### DESCRIPTION OF THE TASK
Filter out every line below that lacks "wenn", and copy the rest.

[Transcribed document page entries]
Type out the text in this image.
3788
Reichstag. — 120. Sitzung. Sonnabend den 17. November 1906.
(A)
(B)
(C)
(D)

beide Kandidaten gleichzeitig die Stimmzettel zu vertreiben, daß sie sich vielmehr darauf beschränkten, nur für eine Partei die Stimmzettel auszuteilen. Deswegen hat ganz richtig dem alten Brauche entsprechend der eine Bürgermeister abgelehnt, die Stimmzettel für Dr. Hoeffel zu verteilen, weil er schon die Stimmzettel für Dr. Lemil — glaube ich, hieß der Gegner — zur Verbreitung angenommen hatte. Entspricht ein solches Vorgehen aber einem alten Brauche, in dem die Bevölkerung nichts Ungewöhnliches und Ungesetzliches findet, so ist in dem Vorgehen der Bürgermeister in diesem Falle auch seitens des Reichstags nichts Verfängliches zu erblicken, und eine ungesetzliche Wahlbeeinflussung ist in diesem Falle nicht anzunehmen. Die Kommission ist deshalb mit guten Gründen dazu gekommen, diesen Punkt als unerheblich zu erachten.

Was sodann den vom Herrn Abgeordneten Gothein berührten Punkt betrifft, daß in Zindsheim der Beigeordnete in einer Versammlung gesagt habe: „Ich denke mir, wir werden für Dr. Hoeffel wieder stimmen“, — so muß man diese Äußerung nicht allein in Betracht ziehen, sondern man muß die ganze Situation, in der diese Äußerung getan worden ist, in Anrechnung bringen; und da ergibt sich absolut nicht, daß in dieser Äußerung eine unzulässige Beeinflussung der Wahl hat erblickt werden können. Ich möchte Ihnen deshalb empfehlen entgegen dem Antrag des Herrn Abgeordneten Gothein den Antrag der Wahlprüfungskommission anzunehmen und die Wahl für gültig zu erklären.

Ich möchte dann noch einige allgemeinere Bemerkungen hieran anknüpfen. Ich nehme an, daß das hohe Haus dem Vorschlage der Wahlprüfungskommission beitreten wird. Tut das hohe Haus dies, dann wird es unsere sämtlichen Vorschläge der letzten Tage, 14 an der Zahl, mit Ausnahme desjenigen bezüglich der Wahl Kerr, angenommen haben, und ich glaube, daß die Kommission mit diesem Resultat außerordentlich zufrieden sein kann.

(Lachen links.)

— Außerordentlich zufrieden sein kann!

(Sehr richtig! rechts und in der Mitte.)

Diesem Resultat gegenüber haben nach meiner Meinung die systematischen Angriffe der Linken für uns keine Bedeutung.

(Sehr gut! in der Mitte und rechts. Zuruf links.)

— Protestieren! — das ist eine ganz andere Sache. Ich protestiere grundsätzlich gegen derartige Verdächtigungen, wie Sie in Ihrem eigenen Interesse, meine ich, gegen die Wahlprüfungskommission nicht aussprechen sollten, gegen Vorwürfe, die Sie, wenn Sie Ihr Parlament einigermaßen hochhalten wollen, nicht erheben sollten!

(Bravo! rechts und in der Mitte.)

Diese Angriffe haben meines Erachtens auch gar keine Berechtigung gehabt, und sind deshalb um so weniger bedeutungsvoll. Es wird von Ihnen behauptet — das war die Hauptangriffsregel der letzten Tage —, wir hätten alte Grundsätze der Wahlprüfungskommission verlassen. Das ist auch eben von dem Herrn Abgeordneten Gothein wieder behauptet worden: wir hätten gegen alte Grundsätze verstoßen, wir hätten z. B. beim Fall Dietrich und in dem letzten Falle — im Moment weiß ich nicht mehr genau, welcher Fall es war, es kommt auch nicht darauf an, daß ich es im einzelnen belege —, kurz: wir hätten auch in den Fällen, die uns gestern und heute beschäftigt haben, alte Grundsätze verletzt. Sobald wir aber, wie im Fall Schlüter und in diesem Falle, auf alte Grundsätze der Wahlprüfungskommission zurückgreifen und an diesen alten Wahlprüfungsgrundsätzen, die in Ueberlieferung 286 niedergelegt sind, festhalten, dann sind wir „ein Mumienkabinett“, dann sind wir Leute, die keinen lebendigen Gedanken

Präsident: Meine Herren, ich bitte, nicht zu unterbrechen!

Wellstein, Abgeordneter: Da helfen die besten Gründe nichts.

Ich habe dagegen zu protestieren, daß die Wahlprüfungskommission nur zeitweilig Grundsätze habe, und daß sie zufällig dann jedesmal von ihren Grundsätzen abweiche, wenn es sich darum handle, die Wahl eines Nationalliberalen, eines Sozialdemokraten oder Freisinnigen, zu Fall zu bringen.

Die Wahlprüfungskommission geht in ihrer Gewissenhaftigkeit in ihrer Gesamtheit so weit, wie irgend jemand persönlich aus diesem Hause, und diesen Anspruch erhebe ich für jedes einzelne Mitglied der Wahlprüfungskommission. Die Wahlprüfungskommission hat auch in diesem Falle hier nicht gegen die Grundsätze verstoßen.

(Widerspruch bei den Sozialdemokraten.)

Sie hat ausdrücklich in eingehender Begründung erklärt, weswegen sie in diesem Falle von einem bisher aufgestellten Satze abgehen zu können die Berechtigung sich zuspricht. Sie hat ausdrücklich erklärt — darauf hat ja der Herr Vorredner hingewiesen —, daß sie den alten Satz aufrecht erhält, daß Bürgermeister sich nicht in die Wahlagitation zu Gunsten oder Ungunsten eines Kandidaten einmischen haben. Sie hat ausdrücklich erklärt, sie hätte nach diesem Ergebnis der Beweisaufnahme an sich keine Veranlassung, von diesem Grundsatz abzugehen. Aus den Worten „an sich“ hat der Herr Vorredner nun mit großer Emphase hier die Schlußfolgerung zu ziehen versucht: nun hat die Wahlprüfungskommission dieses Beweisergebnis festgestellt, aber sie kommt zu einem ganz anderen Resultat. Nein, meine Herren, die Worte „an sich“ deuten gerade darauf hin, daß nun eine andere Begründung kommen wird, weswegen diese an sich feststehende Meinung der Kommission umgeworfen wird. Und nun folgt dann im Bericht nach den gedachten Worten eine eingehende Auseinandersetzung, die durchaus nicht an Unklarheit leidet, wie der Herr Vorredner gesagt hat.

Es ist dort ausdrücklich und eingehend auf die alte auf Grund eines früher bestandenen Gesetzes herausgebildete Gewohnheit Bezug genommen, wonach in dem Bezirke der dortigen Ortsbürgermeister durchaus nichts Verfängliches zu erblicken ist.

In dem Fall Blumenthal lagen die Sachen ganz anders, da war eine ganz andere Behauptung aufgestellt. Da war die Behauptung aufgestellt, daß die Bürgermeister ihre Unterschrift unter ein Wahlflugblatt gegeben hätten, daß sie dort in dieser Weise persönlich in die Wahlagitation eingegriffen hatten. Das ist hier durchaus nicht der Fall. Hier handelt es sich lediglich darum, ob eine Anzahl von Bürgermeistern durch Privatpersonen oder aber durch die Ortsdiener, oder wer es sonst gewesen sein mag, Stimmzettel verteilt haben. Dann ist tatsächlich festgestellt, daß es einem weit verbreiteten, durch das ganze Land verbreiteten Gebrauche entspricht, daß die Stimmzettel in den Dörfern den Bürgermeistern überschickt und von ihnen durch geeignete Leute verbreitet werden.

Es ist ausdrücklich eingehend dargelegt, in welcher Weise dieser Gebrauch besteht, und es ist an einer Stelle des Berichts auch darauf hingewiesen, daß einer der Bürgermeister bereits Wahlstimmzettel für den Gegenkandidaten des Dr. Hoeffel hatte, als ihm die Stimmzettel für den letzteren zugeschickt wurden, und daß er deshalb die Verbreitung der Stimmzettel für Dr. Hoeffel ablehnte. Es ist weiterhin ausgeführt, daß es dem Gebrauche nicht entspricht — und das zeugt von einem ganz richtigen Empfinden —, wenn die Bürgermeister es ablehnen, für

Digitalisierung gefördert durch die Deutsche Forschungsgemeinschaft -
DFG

### RESPONSE
— Protestieren! — das ist eine ganz andere Sache. Ich protestiere grundsätzlich gegen derartige Verdächtigungen, wie Sie in Ihrem eigenen Interesse, meine ich, gegen die Wahlprüfungskommission nicht aussprechen sollten, gegen Vorwürfe, die Sie, wenn Sie Ihr Parlament einigermaßen hochhalten wollen, nicht erheben sollten!
Ich habe dagegen zu protestieren, daß die Wahlprüfungskommission nur zeitweilig Grundsätze habe, und daß sie zufällig dann jedesmal von ihren Grundsätzen abweiche, wenn es sich darum handle, die Wahl eines Nationalliberalen, eines Sozialdemokraten oder Freisinnigen, zu Fall zu bringen.
Es ist ausdrücklich eingehend dargelegt, in welcher Weise dieser Gebrauch besteht, und es ist an einer Stelle des Berichts auch darauf hingewiesen, daß einer der Bürgermeister bereits Wahlstimmzettel für den Gegenkandidaten des Dr. Hoeffel hatte, als ihm die Stimmzettel für den letzteren zugeschickt wurden, und daß er deshalb die Verbreitung der Stimmzettel für Dr. Hoeffel ablehnte. Es ist weiterhin ausgeführt, daß es dem Gebrauche nicht entspricht — und das zeugt von einem ganz richtigen Empfinden —, wenn die Bürgermeister es ablehnen, für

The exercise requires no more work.